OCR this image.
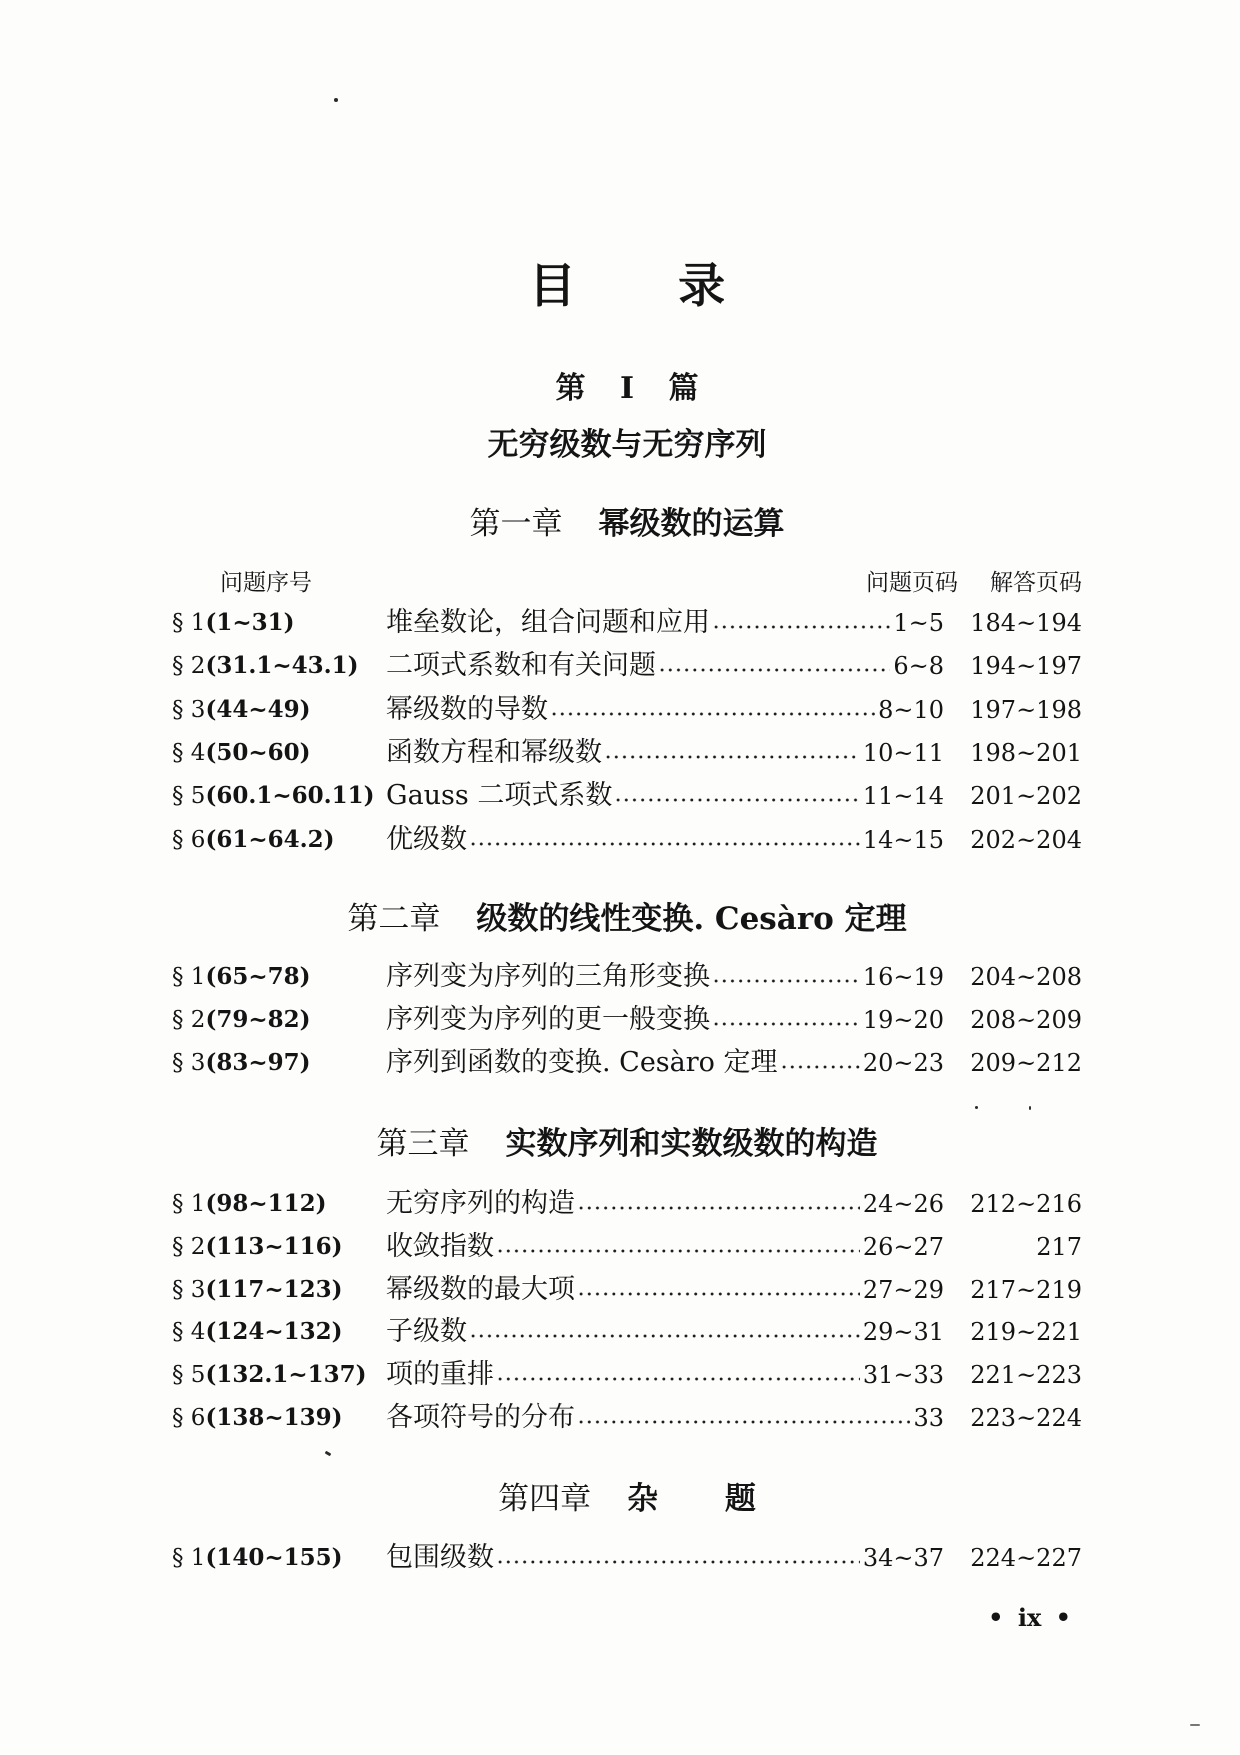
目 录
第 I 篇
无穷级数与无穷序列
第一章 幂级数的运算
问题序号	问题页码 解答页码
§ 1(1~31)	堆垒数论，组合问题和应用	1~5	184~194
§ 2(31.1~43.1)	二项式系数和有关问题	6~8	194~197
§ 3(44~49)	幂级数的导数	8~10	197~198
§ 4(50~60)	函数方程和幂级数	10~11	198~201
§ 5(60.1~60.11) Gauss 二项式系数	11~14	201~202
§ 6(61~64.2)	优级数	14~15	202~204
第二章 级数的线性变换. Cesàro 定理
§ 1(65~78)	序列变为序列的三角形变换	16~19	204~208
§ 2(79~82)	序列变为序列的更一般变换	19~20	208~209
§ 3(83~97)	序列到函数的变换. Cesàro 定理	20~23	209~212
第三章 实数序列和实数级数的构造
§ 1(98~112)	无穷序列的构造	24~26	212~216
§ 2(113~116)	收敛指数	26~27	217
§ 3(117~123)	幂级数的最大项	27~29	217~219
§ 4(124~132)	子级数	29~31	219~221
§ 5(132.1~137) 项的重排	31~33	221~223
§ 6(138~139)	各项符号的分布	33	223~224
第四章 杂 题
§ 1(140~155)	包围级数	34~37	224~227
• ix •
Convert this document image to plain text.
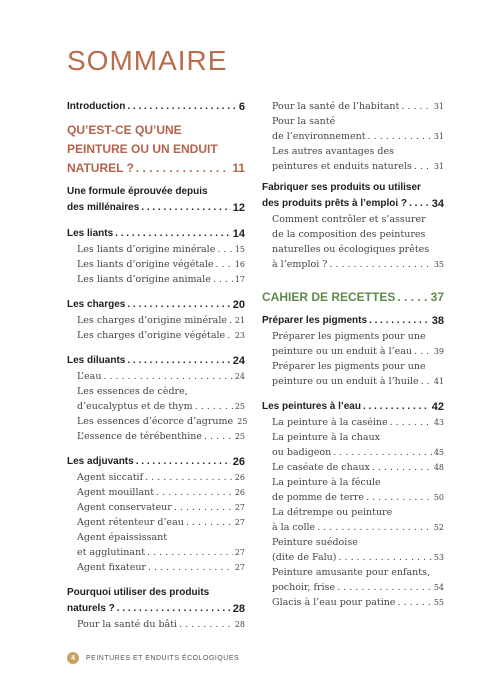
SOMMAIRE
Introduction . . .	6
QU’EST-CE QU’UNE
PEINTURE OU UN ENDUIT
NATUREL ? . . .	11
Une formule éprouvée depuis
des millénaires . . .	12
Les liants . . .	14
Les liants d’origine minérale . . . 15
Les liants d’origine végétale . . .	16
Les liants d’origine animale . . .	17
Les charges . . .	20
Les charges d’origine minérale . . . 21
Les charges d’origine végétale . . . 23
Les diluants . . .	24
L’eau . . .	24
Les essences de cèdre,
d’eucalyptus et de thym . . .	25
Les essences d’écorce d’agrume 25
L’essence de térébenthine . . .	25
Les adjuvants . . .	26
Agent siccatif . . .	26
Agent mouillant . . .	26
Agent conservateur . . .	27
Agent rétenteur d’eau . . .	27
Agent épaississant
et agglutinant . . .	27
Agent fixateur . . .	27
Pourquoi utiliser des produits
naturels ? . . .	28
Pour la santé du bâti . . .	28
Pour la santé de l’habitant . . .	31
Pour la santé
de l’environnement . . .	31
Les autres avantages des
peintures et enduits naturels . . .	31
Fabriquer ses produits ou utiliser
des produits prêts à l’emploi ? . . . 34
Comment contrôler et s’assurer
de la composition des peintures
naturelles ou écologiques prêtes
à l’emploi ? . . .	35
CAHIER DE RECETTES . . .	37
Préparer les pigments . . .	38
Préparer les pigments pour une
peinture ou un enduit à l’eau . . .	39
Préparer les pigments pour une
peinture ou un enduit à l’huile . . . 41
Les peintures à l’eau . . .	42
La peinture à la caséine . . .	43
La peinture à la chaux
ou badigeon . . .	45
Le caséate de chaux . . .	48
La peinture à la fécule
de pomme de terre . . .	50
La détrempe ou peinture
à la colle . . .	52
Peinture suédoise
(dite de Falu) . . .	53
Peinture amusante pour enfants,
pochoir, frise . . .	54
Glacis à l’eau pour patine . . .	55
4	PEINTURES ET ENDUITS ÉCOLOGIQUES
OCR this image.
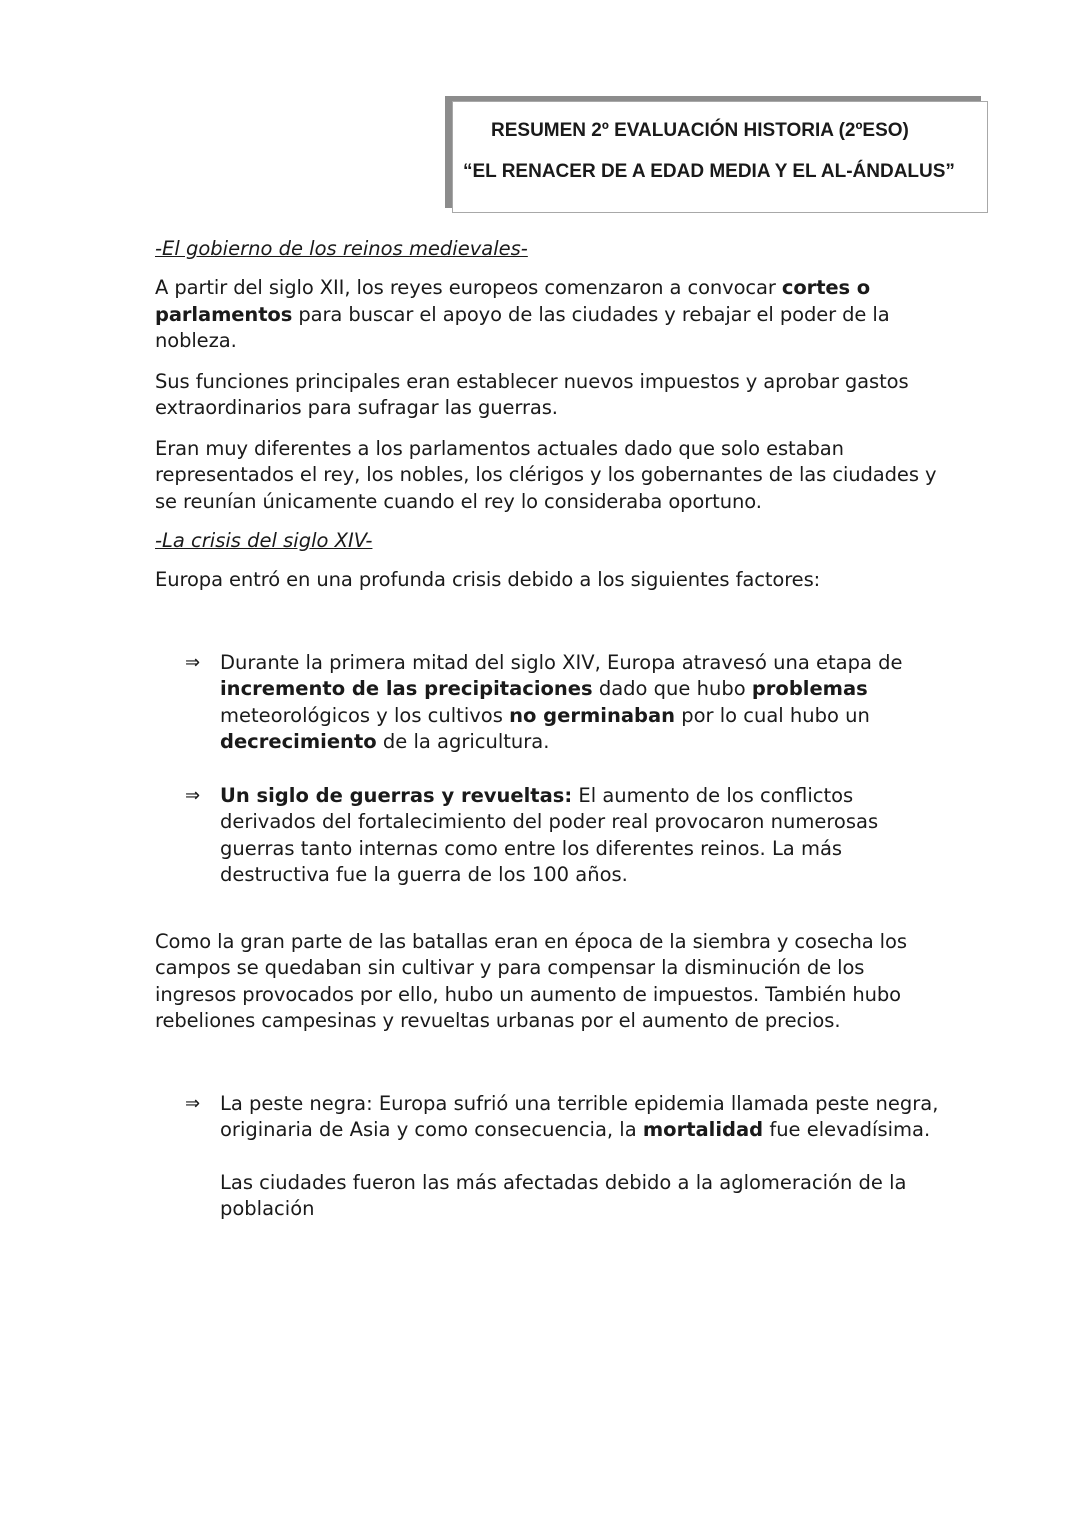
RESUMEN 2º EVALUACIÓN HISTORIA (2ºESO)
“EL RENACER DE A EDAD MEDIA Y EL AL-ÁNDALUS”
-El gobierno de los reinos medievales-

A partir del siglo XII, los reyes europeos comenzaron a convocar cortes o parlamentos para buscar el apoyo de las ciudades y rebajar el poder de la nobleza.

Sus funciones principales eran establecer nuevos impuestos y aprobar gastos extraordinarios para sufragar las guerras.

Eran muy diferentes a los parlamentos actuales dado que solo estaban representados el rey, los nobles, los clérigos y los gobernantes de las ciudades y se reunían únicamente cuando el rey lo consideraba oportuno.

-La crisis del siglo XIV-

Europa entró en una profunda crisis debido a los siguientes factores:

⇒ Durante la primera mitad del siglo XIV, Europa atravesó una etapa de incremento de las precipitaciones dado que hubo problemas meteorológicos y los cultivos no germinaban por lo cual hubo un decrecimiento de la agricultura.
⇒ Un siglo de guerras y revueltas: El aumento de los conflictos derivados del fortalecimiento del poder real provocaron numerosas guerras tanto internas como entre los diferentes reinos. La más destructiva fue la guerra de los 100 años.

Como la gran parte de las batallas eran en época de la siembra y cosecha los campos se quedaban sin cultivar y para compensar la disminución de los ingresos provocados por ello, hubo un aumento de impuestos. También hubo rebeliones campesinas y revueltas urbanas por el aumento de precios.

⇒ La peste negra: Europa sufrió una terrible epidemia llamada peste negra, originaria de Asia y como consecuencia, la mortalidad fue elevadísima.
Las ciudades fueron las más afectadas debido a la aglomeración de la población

* _TASK GOAL_:
Say how many lines of the listing above contain "impuestos", with no other words.

* _SOLVED PROBLEM_:
2